▶ **DIRECTIVE**: Below are the records; locate each line with the word "stacjonarne" and copy it.

BEGIN GIVEN DATA

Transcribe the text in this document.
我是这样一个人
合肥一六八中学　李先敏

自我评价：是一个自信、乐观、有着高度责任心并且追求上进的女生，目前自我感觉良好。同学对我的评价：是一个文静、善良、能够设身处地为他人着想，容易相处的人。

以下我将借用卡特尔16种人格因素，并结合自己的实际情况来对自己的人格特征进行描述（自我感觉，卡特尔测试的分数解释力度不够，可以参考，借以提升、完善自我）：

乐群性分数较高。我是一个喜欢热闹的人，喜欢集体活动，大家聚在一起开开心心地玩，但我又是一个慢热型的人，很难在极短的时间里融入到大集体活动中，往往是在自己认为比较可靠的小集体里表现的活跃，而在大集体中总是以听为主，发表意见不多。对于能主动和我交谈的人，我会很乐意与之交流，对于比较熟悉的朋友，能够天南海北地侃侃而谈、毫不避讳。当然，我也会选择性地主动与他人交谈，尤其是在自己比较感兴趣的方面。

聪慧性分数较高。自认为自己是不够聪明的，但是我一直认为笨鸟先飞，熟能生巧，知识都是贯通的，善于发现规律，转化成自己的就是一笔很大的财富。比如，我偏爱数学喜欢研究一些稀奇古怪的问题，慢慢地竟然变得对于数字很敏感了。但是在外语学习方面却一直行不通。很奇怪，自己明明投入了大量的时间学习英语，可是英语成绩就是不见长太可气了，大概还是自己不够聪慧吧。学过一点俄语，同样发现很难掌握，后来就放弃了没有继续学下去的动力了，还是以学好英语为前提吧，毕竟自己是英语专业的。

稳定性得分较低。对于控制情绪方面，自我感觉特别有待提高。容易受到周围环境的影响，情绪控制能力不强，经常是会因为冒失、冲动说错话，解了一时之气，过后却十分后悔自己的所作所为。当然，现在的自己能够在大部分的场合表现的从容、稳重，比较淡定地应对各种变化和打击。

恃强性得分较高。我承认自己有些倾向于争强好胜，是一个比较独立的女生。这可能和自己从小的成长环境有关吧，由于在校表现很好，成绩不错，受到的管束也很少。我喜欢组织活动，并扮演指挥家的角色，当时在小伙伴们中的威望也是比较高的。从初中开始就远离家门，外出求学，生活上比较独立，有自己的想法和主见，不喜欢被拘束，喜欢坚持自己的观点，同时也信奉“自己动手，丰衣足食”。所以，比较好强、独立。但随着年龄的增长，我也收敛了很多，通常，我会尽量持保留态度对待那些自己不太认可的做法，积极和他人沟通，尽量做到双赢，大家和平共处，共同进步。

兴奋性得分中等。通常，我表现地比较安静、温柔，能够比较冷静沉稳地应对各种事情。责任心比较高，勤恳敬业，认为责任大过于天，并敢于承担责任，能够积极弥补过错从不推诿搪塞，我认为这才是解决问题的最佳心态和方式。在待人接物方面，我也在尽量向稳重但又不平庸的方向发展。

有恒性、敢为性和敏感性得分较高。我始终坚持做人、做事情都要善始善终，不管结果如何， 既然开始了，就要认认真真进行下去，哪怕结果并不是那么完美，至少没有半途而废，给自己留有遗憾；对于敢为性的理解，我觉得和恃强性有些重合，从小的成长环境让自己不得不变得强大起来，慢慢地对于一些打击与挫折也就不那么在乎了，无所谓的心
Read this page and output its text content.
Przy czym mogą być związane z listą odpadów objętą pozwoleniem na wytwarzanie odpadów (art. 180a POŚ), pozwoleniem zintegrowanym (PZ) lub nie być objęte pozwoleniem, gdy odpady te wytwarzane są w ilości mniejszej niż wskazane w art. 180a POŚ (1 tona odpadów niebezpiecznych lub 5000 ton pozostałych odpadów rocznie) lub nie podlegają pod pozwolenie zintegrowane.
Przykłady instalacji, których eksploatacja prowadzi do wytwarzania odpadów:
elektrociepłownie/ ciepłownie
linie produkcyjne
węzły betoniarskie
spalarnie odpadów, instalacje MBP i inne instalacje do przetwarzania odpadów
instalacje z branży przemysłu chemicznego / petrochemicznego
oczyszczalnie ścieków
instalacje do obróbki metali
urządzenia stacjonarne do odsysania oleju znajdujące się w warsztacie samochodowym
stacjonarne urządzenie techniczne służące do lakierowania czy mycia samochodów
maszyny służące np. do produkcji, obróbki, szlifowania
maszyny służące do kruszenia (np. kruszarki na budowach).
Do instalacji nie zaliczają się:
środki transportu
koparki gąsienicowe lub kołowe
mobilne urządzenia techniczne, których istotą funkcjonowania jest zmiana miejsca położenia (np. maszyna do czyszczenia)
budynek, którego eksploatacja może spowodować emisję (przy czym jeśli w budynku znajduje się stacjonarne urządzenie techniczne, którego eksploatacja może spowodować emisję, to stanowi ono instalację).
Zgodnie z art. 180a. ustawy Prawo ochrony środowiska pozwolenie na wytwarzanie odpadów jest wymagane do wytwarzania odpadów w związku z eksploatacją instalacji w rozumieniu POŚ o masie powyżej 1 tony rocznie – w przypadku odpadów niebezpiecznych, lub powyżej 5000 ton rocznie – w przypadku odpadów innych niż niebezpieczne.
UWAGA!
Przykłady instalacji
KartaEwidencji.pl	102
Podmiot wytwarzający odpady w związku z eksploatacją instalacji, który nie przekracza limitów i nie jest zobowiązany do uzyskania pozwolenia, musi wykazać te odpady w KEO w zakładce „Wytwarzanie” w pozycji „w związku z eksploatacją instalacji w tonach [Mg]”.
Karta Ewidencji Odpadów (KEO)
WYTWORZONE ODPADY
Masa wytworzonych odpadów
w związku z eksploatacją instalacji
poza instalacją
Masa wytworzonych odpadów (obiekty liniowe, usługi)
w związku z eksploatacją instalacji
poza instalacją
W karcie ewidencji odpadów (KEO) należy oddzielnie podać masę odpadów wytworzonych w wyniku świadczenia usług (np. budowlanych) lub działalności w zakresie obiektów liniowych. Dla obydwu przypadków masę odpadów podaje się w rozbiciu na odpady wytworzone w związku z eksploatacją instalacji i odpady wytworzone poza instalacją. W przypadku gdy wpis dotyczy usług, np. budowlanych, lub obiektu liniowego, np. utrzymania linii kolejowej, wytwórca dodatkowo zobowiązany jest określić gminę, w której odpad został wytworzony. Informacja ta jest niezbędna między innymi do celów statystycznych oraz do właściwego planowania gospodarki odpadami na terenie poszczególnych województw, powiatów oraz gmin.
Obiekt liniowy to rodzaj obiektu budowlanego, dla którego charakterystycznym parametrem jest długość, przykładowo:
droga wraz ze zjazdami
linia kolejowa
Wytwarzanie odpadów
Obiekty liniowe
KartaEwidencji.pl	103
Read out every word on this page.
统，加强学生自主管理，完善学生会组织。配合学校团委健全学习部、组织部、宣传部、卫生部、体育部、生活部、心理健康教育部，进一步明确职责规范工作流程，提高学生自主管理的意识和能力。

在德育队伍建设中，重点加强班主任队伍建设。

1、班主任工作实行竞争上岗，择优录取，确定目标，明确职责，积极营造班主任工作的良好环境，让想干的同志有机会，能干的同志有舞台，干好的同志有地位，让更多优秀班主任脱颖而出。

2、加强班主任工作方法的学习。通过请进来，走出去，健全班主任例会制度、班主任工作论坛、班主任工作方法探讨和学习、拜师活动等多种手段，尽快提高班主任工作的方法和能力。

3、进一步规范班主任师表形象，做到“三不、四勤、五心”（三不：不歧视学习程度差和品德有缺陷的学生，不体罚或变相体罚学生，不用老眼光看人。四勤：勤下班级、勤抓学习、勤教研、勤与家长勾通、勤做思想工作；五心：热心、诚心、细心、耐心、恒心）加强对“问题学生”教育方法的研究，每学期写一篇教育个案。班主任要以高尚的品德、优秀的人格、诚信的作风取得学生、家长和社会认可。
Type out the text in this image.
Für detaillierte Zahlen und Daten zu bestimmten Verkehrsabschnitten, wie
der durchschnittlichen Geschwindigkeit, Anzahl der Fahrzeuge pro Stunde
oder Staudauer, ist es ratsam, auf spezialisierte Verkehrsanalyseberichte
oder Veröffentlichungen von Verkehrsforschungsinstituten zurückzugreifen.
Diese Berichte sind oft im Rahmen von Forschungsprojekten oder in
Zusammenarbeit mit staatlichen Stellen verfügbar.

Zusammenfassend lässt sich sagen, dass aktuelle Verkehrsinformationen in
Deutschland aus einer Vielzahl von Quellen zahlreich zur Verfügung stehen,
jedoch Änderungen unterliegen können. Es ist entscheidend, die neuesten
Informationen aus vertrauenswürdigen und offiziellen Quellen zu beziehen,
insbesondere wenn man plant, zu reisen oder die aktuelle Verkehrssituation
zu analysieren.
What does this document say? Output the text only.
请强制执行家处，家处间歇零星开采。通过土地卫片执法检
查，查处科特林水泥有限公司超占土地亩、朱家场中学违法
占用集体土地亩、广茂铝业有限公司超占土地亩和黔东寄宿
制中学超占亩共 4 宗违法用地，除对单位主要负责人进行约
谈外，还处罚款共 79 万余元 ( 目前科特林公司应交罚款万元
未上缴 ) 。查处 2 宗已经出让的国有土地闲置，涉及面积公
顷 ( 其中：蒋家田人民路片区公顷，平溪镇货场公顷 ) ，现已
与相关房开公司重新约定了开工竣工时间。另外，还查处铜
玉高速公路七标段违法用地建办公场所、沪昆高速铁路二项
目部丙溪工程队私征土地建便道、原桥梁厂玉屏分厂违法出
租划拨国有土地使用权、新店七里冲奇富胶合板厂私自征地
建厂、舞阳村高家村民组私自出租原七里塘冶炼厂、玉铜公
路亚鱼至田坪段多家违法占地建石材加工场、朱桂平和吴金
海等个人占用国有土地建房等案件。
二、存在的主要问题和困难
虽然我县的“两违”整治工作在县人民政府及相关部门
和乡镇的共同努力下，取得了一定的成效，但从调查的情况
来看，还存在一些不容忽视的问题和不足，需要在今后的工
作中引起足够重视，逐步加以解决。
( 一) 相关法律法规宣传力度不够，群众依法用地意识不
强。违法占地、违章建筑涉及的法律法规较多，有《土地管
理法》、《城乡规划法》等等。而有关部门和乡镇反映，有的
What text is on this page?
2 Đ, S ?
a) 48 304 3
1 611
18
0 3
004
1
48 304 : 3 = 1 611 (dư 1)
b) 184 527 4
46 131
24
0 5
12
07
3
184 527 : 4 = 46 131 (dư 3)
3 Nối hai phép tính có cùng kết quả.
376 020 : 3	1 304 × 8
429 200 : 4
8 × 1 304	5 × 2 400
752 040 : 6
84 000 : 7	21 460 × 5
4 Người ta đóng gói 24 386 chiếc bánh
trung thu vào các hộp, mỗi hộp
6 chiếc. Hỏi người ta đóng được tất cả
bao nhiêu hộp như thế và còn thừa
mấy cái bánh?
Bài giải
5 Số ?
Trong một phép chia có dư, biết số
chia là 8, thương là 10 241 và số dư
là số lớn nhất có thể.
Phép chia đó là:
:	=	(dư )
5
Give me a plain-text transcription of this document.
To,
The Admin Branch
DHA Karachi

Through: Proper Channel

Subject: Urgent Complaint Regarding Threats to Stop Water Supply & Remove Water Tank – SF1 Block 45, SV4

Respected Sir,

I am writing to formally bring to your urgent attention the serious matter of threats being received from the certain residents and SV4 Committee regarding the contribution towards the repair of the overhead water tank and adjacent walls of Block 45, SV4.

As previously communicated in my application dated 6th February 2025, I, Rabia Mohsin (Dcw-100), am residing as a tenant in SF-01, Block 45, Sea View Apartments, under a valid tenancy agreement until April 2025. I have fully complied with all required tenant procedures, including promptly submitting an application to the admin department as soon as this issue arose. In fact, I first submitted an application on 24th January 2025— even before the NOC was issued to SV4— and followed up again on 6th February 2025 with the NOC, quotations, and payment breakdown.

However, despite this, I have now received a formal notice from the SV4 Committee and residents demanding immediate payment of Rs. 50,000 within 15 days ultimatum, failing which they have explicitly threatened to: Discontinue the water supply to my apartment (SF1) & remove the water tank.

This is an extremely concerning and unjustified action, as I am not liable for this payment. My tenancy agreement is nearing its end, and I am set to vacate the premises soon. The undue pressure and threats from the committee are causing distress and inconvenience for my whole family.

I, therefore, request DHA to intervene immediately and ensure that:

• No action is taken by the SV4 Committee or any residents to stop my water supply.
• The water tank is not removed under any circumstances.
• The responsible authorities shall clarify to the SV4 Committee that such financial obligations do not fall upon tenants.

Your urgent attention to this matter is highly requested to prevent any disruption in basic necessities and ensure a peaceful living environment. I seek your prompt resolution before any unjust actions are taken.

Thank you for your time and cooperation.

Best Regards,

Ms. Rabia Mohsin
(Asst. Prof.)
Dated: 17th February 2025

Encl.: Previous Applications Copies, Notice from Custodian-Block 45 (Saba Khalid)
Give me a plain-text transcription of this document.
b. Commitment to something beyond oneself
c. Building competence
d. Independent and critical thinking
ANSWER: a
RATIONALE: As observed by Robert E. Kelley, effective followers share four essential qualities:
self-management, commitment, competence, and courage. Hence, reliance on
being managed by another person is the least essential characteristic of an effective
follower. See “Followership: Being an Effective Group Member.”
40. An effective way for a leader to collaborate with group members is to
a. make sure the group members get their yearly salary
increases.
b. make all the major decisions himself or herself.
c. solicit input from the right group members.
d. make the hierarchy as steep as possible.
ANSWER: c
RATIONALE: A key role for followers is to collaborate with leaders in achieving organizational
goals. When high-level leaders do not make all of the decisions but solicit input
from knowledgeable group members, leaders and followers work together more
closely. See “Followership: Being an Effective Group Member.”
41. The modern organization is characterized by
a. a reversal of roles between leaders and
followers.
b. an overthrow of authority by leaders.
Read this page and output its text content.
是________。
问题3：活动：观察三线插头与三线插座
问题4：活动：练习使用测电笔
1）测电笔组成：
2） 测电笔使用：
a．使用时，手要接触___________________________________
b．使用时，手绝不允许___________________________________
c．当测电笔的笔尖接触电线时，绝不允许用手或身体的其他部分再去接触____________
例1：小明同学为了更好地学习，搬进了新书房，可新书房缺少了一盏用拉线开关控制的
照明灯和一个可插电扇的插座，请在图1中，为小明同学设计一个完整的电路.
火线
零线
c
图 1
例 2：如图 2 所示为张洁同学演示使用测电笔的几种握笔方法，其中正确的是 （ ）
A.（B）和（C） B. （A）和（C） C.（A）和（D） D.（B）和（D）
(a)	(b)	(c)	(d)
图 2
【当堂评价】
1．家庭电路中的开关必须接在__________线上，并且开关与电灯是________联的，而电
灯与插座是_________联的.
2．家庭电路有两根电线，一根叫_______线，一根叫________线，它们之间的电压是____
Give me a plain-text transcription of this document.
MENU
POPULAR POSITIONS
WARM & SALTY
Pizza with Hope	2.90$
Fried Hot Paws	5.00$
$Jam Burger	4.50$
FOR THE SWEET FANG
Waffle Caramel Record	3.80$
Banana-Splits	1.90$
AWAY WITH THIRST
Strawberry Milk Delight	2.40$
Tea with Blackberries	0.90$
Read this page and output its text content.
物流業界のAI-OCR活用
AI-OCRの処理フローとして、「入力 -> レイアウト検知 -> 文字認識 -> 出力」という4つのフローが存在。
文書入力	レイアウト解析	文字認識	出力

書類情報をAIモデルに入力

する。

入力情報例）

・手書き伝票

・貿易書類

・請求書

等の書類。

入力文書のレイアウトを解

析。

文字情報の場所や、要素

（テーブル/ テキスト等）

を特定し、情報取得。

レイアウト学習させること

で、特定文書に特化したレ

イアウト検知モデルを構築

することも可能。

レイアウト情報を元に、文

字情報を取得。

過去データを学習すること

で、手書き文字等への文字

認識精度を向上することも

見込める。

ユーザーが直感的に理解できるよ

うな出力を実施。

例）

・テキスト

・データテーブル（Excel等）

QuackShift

END GIVEN DATA

▶ **FINAL RESULT**:
urządzenia stacjonarne do odsysania oleju znajdujące się w warsztacie samochodowym
stacjonarne urządzenie techniczne służące do lakierowania czy mycia samochodów
budynek, którego eksploatacja może spowodować emisję (przy czym jeśli w budynku znajduje się stacjonarne urządzenie techniczne, którego eksploatacja może spowodować emisję, to stanowi ono instalację).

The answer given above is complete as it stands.